Task description:
Determine the count of lines holding the string "electricity". Return only the number.

Input:
** start **
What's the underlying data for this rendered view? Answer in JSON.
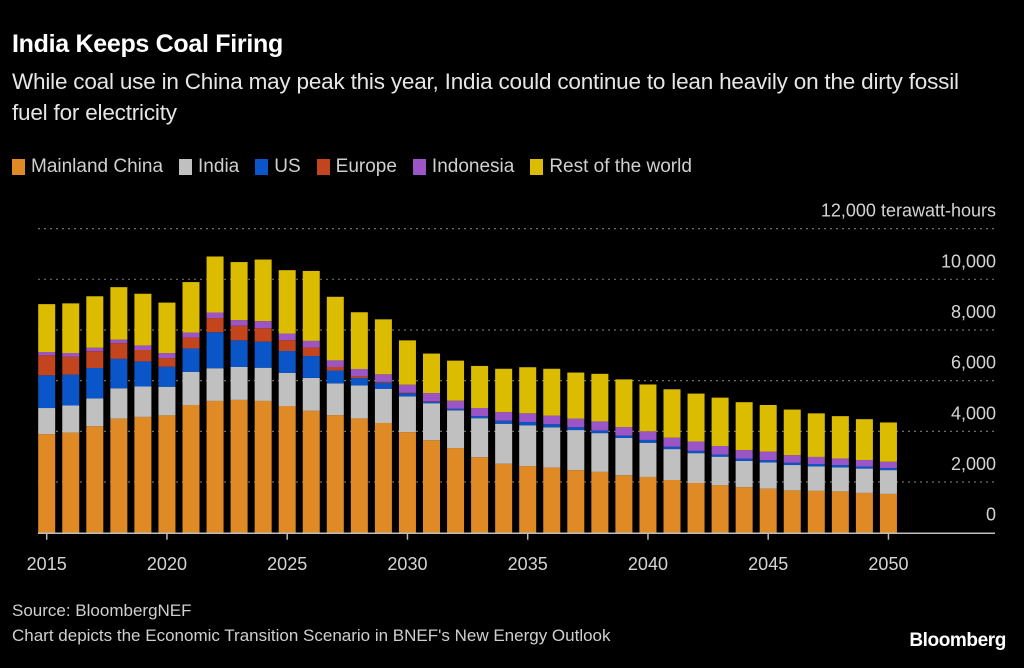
{
  "header": {
    "title": "India Keeps Coal Firing",
    "subtitle": "While coal use in China may peak this year, India could continue to lean heavily on the dirty fossil fuel for electricity"
  },
  "footer": {
    "source": "Source: BloombergNEF",
    "note": "Chart depicts the Economic Transition Scenario in BNEF's New Energy Outlook",
    "brand": "Bloomberg"
  },
  "chart_data": {
    "type": "bar",
    "stacked": true,
    "title": "India Keeps Coal Firing",
    "subtitle": "While coal use in China may peak this year, India could continue to lean heavily on the dirty fossil fuel for electricity",
    "xlabel": "",
    "ylabel": "terawatt-hours",
    "unit_label": "12,000 terawatt-hours",
    "ylim": [
      0,
      12000
    ],
    "yticks": [
      0,
      2000,
      4000,
      6000,
      8000,
      10000,
      12000
    ],
    "ytick_labels": [
      "0",
      "2,000",
      "4,000",
      "6,000",
      "8,000",
      "10,000",
      "12,000"
    ],
    "xticks": [
      2015,
      2020,
      2025,
      2030,
      2035,
      2040,
      2045,
      2050
    ],
    "xtick_labels": [
      "2015",
      "2020",
      "2025",
      "2030",
      "2035",
      "2040",
      "2045",
      "2050"
    ],
    "grid": true,
    "legend_position": "top-left",
    "categories": [
      2015,
      2016,
      2017,
      2018,
      2019,
      2020,
      2021,
      2022,
      2023,
      2024,
      2025,
      2026,
      2027,
      2028,
      2029,
      2030,
      2031,
      2032,
      2033,
      2034,
      2035,
      2036,
      2037,
      2038,
      2039,
      2040,
      2041,
      2042,
      2043,
      2044,
      2045,
      2046,
      2047,
      2048,
      2049,
      2050
    ],
    "series": [
      {
        "name": "Mainland China",
        "color": "#e08a26",
        "values": [
          3890,
          3950,
          4200,
          4500,
          4570,
          4630,
          5040,
          5200,
          5240,
          5200,
          5000,
          4810,
          4640,
          4510,
          4330,
          3970,
          3650,
          3340,
          2980,
          2720,
          2630,
          2570,
          2470,
          2400,
          2270,
          2200,
          2080,
          1960,
          1880,
          1800,
          1740,
          1670,
          1650,
          1630,
          1570,
          1530
        ]
      },
      {
        "name": "India",
        "color": "#c0c0c0",
        "values": [
          1030,
          1070,
          1100,
          1200,
          1200,
          1130,
          1310,
          1290,
          1300,
          1310,
          1310,
          1300,
          1250,
          1300,
          1350,
          1410,
          1460,
          1490,
          1540,
          1580,
          1610,
          1590,
          1580,
          1530,
          1470,
          1350,
          1220,
          1180,
          1120,
          1030,
          1030,
          1000,
          970,
          950,
          960,
          940
        ]
      },
      {
        "name": "US",
        "color": "#0a56c8",
        "values": [
          1290,
          1220,
          1200,
          1160,
          990,
          790,
          920,
          1420,
          1050,
          1030,
          860,
          860,
          510,
          290,
          240,
          120,
          60,
          60,
          80,
          120,
          130,
          120,
          110,
          100,
          90,
          110,
          90,
          90,
          80,
          90,
          90,
          90,
          90,
          90,
          80,
          80
        ]
      },
      {
        "name": "Europe",
        "color": "#c2451e",
        "values": [
          790,
          700,
          660,
          620,
          450,
          340,
          430,
          560,
          580,
          530,
          430,
          340,
          140,
          70,
          30,
          20,
          10,
          0,
          0,
          0,
          0,
          0,
          0,
          0,
          0,
          0,
          0,
          0,
          0,
          0,
          0,
          0,
          0,
          0,
          0,
          0
        ]
      },
      {
        "name": "Indonesia",
        "color": "#9b55c6",
        "values": [
          130,
          150,
          140,
          140,
          180,
          200,
          200,
          220,
          220,
          280,
          260,
          260,
          260,
          290,
          300,
          320,
          330,
          320,
          320,
          340,
          340,
          340,
          340,
          360,
          340,
          340,
          360,
          370,
          340,
          340,
          340,
          300,
          280,
          260,
          260,
          250
        ]
      },
      {
        "name": "Rest of the world",
        "color": "#dcbc00",
        "values": [
          1890,
          1960,
          2030,
          2070,
          2040,
          1990,
          1990,
          2210,
          2290,
          2430,
          2500,
          2760,
          2510,
          2240,
          2170,
          1750,
          1560,
          1580,
          1660,
          1710,
          1820,
          1850,
          1820,
          1880,
          1880,
          1850,
          1910,
          1890,
          1910,
          1890,
          1840,
          1800,
          1720,
          1670,
          1610,
          1550
        ]
      }
    ]
  }
}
** end **
Expected output:
2